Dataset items
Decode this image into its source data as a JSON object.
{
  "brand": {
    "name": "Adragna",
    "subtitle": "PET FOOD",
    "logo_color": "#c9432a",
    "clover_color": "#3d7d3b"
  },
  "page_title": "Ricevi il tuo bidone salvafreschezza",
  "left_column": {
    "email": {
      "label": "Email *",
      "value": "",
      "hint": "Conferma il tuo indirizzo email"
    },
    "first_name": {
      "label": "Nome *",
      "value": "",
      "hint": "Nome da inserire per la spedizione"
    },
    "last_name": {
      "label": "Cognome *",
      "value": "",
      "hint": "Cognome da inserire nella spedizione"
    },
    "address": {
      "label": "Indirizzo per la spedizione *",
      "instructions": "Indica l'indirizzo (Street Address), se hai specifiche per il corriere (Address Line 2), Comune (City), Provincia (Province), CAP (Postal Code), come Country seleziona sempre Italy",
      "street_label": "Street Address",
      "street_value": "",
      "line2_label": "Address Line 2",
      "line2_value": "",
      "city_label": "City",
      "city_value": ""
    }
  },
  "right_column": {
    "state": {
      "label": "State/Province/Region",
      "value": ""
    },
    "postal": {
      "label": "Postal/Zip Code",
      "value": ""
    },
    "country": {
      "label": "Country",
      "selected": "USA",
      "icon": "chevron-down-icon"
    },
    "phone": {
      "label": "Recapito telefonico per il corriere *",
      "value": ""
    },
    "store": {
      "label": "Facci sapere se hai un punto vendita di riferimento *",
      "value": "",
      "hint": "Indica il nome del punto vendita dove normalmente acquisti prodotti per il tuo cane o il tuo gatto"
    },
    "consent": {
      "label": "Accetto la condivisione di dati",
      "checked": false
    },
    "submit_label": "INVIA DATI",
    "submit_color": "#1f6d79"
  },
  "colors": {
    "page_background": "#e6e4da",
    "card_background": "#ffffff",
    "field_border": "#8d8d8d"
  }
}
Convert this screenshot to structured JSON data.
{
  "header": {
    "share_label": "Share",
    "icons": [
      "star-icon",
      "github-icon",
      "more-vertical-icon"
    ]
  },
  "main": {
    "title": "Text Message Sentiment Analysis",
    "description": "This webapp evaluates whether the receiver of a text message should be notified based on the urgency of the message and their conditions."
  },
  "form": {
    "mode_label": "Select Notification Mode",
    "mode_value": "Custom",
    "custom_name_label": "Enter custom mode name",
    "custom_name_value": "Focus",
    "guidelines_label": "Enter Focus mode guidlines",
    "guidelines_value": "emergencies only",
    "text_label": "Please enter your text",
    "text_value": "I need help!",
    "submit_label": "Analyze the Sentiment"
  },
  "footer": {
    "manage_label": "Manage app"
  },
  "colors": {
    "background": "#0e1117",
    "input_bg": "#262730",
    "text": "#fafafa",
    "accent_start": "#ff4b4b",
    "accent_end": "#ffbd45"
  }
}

Objective: Scan the records above for the string "JSON", then report every line that contains it.

Full answer:
Decode this image into its source data as a JSON object.
Convert this screenshot to structured JSON data.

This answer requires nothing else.